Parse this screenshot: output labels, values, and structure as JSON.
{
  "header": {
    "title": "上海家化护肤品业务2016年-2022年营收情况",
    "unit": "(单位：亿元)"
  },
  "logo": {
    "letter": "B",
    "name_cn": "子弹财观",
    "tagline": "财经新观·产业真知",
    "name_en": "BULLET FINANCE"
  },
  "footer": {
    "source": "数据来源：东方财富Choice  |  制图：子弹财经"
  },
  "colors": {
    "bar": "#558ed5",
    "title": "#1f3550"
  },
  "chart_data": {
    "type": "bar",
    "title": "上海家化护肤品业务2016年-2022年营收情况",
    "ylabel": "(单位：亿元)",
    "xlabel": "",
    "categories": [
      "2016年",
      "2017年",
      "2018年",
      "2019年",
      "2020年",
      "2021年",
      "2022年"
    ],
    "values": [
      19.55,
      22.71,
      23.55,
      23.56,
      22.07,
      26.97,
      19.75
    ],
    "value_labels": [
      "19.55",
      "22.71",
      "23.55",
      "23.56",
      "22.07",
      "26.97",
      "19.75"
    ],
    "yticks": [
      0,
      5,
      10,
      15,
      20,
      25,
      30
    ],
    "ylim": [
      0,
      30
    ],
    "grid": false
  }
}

▬▬▬▬▬▬▬▬▬▬

THE EXERCISE: Within the data above, pick out all lines holding the word "values".

WRITTEN REPLY:
Parse this screenshot: output labels, values, and structure as JSON.
    "values": [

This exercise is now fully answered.